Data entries
--------

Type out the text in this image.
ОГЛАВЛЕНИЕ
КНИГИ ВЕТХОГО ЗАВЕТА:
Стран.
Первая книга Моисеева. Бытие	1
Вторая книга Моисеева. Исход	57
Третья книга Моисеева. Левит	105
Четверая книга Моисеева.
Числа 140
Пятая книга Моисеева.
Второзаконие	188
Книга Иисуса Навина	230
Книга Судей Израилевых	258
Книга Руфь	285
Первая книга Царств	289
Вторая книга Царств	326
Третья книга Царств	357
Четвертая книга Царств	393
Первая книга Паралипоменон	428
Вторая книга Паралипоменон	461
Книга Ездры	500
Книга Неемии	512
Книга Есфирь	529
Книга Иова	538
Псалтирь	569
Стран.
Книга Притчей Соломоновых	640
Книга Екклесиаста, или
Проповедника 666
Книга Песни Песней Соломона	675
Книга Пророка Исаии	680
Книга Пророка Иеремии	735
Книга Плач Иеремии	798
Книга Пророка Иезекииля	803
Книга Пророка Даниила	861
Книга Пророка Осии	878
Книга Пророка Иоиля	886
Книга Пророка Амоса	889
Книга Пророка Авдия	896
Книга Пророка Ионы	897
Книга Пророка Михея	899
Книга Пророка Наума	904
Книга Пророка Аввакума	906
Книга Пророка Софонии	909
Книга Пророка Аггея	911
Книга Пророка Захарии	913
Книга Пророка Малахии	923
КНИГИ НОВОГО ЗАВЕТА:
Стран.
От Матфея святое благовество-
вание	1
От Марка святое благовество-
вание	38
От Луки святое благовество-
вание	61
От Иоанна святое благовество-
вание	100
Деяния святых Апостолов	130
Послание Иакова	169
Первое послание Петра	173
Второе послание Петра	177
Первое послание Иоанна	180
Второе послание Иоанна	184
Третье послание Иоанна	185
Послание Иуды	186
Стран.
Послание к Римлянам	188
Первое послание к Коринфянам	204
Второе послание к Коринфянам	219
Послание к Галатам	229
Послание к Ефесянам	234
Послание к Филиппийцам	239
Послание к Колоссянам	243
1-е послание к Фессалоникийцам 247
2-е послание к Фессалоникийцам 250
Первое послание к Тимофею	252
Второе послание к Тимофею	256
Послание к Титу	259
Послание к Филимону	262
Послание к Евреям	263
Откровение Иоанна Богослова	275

--------

» **Exercise details**: Copy each line that contains the word "ЗАВЕТА".

» **Result of the exercise**:
КНИГИ ВЕТХОГО ЗАВЕТА:
КНИГИ НОВОГО ЗАВЕТА:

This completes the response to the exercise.